**WHAT IS BEING ASKED**. Find and copy each line of the records where the string "Aprobado" shows up.

**GIVEN RECORDS**.
::::::::::

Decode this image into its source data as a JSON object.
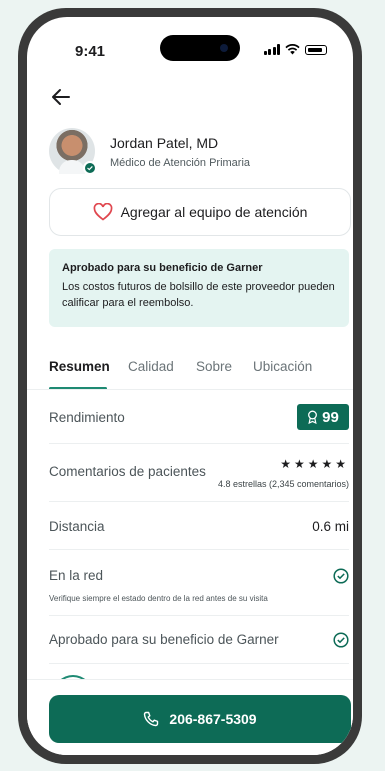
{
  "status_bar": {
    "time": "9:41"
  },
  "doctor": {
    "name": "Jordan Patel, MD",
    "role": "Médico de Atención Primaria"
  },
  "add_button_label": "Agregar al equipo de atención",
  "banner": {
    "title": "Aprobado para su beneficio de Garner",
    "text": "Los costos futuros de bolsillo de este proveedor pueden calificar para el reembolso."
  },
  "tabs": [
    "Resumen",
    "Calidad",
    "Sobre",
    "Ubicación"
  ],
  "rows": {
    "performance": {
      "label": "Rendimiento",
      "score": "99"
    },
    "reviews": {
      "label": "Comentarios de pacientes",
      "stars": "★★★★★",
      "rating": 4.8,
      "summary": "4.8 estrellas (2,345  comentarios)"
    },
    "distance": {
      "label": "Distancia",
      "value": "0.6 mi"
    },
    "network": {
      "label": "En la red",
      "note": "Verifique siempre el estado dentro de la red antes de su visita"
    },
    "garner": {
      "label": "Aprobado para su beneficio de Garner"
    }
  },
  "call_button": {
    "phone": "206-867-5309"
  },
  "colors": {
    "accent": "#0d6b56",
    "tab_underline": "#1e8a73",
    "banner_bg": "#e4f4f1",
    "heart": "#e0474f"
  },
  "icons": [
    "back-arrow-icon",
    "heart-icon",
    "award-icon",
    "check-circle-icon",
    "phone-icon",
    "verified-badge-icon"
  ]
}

::::::::::

**THE RESULT**.
    "title": "Aprobado para su beneficio de Garner",
      "label": "Aprobado para su beneficio de Garner"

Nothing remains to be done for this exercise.